__Stated goal__: Search the material for the word "local" and report each line where it turns up.

Stored entries
——

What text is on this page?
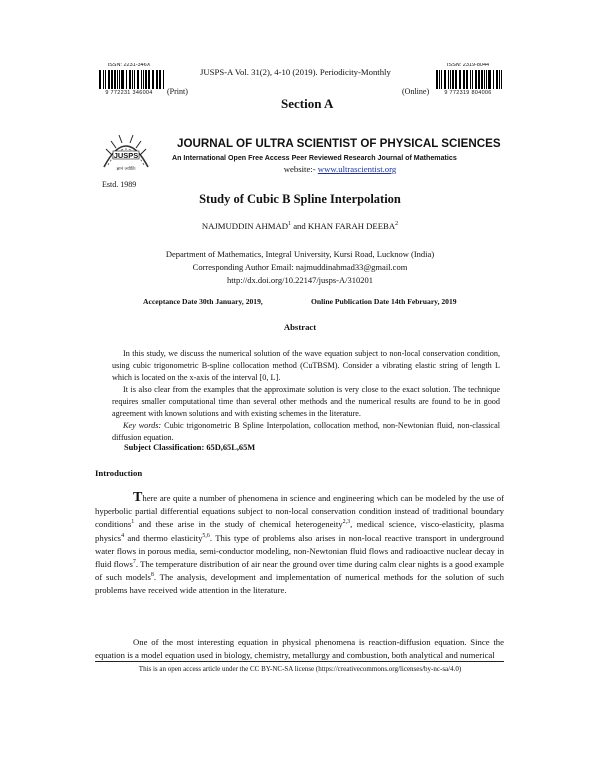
ISSN: 2231-346X
9 772231 346004
ISSN: 2319-8044
9 772319 804006
JUSPS-A Vol. 31(2), 4-10 (2019). Periodicity-Monthly
(Print)	(Online)
Section A
JUSPS
ज्ञानं ज्योतिः
Estd. 1989
JOURNAL OF ULTRA SCIENTIST OF PHYSICAL SCIENCES
An International Open Free Access Peer Reviewed Research Journal of Mathematics
website:- www.ultrascientist.org
Study of Cubic B Spline Interpolation
NAJMUDDIN AHMAD$^1$ and KHAN FARAH DEEBA$^2$
Department of Mathematics, Integral University, Kursi Road, Lucknow (India)
Corresponding Author Email: najmuddinahmad33@gmail.com
http://dx.doi.org/10.22147/jusps-A/310201
Acceptance Date 30th January, 2019,	Online Publication Date 14th February, 2019
Abstract
In this study, we discuss the numerical solution of the wave equation subject to non-local conservation condition, using cubic trigonometric B-spline collocation method (CuTBSM). Consider a vibrating elastic string of length L which is located on the x-axis of the interval [0, L].
It is also clear from the examples that the approximate solution is very close to the exact solution. The technique requires smaller computational time than several other methods and the numerical results are found to be in good agreement with known solutions and with existing schemes in the literature.
Key words: Cubic trigonometric B Spline Interpolation, collocation method, non-Newtonian fluid, non-classical diffusion equation.
Subject Classification: 65D,65L,65M
Introduction
There are quite a number of phenomena in science and engineering which can be modeled by the use of hyperbolic partial differential equations subject to non-local conservation condition instead of traditional boundary conditions$^1$ and these arise in the study of chemical heterogeneity$^{2,3}$, medical science, visco-elasticity, plasma physics$^4$ and thermo elasticity$^{5,6}$. This type of problems also arises in non-local reactive transport in underground water flows in porous media, semi-conductor modeling, non-Newtonian fluid flows and radioactive nuclear decay in fluid flows$^7$. The temperature distribution of air near the ground over time during calm clear nights is a good example of such models$^8$. The analysis, development and implementation of numerical methods for the solution of such problems have received wide attention in the literature.
One of the most interesting equation in physical phenomena is reaction-diffusion equation. Since the equation is a model equation used in biology, chemistry, metallurgy and combustion, both analytical and numerical
This is an open access article under the CC BY-NC-SA license (https://creativecommons.org/licenses/by-nc-sa/4.0)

——

__Solution for this task__:
In this study, we discuss the numerical solution of the wave equation subject to non-local conservation condition, using cubic trigonometric B-spline collocation method (CuTBSM). Consider a vibrating elastic string of length L which is located on the x-axis of the interval [0, L].
There are quite a number of phenomena in science and engineering which can be modeled by the use of hyperbolic partial differential equations subject to non-local conservation condition instead of traditional boundary conditions$^1$ and these arise in the study of chemical heterogeneity$^{2,3}$, medical science, visco-elasticity, plasma physics$^4$ and thermo elasticity$^{5,6}$. This type of problems also arises in non-local reactive transport in underground water flows in porous media, semi-conductor modeling, non-Newtonian fluid flows and radioactive nuclear decay in fluid flows$^7$. The temperature distribution of air near the ground over time during calm clear nights is a good example of such models$^8$. The analysis, development and implementation of numerical methods for the solution of such problems have received wide attention in the literature.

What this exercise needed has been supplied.